Problem description
Show every line where "page" occurs.
**** Entries shown
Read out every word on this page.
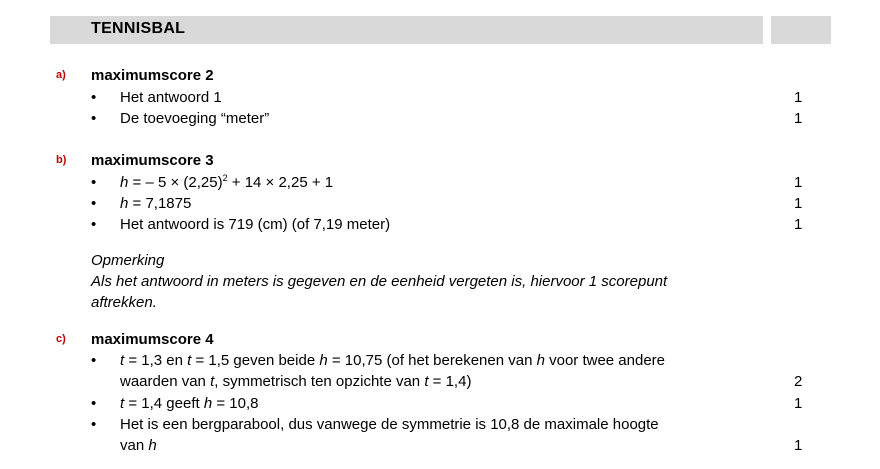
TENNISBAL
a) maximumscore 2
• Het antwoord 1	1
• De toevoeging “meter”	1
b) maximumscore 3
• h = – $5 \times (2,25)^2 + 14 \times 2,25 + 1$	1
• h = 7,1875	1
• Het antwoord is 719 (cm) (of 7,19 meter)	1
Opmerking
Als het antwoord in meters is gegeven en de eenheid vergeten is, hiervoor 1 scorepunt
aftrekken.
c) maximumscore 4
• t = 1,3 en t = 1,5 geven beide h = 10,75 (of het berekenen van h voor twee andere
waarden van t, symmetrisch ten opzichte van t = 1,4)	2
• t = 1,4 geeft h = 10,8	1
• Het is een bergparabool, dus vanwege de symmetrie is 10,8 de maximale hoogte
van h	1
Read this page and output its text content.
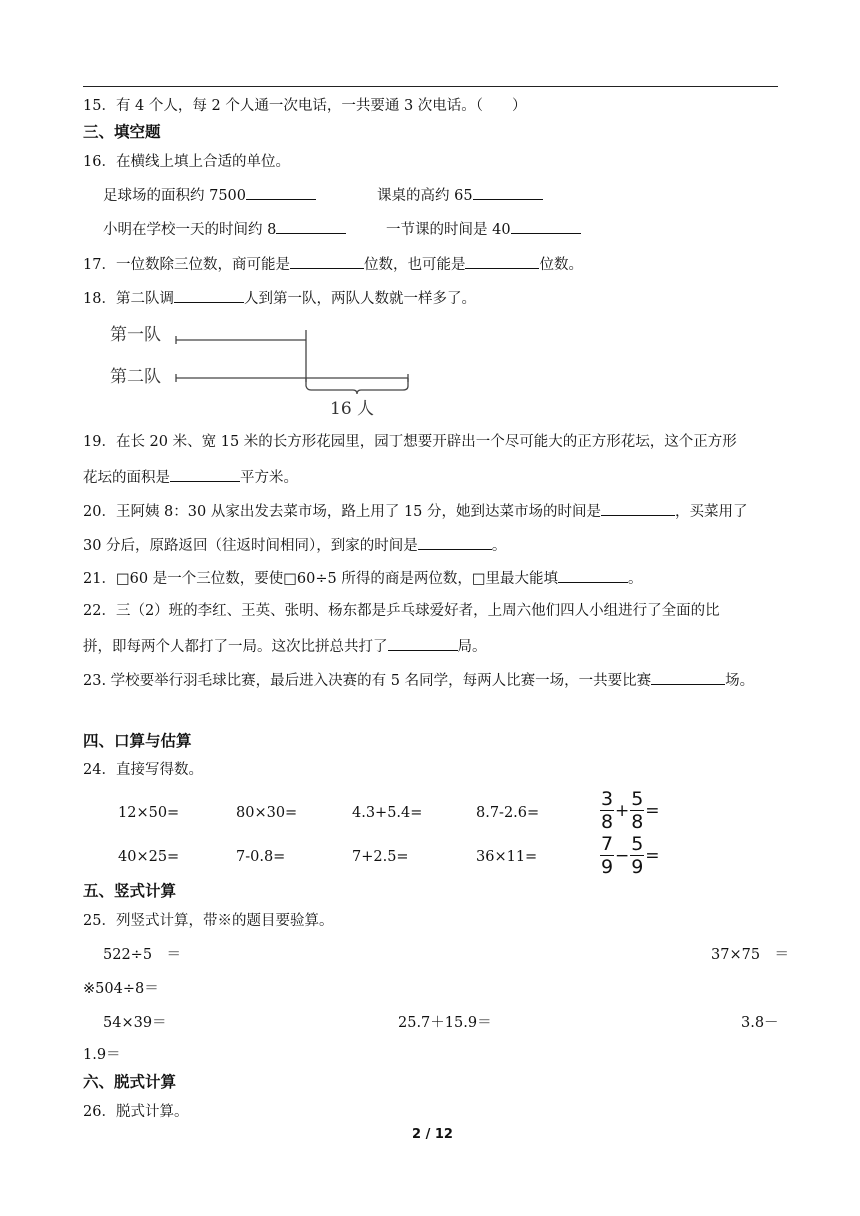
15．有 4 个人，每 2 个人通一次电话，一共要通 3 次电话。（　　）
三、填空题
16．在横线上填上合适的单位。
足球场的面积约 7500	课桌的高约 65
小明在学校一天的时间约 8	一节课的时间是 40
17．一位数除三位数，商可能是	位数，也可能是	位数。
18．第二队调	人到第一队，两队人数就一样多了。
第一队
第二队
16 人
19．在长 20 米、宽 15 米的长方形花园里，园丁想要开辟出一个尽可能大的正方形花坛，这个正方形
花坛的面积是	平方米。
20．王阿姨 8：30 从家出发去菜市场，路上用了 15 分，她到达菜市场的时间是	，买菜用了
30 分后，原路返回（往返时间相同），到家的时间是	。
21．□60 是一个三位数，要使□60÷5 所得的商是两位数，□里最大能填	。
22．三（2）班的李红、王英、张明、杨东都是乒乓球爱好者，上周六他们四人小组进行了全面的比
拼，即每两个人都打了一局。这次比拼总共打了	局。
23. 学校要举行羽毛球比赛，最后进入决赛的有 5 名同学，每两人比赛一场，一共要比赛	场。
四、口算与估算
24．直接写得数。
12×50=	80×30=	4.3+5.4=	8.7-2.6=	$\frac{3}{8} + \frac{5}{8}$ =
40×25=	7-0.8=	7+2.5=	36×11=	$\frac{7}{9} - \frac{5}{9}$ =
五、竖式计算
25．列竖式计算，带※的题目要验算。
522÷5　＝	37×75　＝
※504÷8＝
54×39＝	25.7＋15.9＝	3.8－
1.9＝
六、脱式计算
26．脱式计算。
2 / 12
********
Written solution
Read out every word on this page.
Read this page and output its text content.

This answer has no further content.